Task statement: Every line must be returned precisely as it is written.

Working data:
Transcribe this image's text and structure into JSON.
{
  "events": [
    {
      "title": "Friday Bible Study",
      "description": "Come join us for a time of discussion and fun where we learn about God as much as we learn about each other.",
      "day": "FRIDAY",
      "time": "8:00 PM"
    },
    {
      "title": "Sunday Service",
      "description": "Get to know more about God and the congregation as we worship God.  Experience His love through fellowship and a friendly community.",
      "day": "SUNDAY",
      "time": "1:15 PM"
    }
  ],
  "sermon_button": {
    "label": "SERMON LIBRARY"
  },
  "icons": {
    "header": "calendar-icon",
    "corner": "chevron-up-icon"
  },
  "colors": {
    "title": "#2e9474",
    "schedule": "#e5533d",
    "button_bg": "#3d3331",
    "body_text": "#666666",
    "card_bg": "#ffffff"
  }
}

Answer to the exercise:
Transcribe this image's text and structure into JSON.
{
  "events": [
    {
      "title": "Friday Bible Study",
      "description": "Come join us for a time of discussion and fun where we learn about God as much as we learn about each other.",
      "day": "FRIDAY",
      "time": "8:00 PM"
    },
    {
      "title": "Sunday Service",
      "description": "Get to know more about God and the congregation as we worship God.  Experience His love through fellowship and a friendly community.",
      "day": "SUNDAY",
      "time": "1:15 PM"
    }
  ],
  "sermon_button": {
    "label": "SERMON LIBRARY"
  },
  "icons": {
    "header": "calendar-icon",
    "corner": "chevron-up-icon"
  },
  "colors": {
    "title": "#2e9474",
    "schedule": "#e5533d",
    "button_bg": "#3d3331",
    "body_text": "#666666",
    "card_bg": "#ffffff"
  }
}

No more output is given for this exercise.